• Written instruction:
Repeat everything in the material exactly.

• Record excerpts:
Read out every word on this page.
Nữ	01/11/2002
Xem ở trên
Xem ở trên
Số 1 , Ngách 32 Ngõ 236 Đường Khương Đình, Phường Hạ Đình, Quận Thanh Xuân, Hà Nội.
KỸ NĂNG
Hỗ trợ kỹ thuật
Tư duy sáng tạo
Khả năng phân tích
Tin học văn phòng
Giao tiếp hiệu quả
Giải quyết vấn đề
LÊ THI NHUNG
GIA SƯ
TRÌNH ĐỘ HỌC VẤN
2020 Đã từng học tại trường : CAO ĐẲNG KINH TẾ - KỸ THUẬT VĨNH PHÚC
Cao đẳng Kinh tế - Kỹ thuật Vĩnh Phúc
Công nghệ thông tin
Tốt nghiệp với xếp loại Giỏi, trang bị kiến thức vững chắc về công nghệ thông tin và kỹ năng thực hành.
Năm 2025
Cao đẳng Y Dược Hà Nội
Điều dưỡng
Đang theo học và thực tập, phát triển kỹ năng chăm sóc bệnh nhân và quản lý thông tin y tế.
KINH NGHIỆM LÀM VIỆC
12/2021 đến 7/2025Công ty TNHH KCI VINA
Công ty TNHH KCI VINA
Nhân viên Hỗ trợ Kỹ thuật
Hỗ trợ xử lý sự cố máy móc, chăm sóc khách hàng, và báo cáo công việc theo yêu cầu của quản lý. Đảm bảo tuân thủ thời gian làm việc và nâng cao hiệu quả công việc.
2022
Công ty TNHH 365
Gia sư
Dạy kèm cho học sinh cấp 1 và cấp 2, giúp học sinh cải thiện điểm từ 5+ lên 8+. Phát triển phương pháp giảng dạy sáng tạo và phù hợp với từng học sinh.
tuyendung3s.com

• Output:
Read out every word on this page.
Nữ	01/11/2002
Xem ở trên
Xem ở trên
Số 1 , Ngách 32 Ngõ 236 Đường Khương Đình, Phường Hạ Đình, Quận Thanh Xuân, Hà Nội.
KỸ NĂNG
Hỗ trợ kỹ thuật
Tư duy sáng tạo
Khả năng phân tích
Tin học văn phòng
Giao tiếp hiệu quả
Giải quyết vấn đề
LÊ THI NHUNG
GIA SƯ
TRÌNH ĐỘ HỌC VẤN
2020 Đã từng học tại trường : CAO ĐẲNG KINH TẾ - KỸ THUẬT VĨNH PHÚC
Cao đẳng Kinh tế - Kỹ thuật Vĩnh Phúc
Công nghệ thông tin
Tốt nghiệp với xếp loại Giỏi, trang bị kiến thức vững chắc về công nghệ thông tin và kỹ năng thực hành.
Năm 2025
Cao đẳng Y Dược Hà Nội
Điều dưỡng
Đang theo học và thực tập, phát triển kỹ năng chăm sóc bệnh nhân và quản lý thông tin y tế.
KINH NGHIỆM LÀM VIỆC
12/2021 đến 7/2025Công ty TNHH KCI VINA
Công ty TNHH KCI VINA
Nhân viên Hỗ trợ Kỹ thuật
Hỗ trợ xử lý sự cố máy móc, chăm sóc khách hàng, và báo cáo công việc theo yêu cầu của quản lý. Đảm bảo tuân thủ thời gian làm việc và nâng cao hiệu quả công việc.
2022
Công ty TNHH 365
Gia sư
Dạy kèm cho học sinh cấp 1 và cấp 2, giúp học sinh cải thiện điểm từ 5+ lên 8+. Phát triển phương pháp giảng dạy sáng tạo và phù hợp với từng học sinh.
tuyendung3s.com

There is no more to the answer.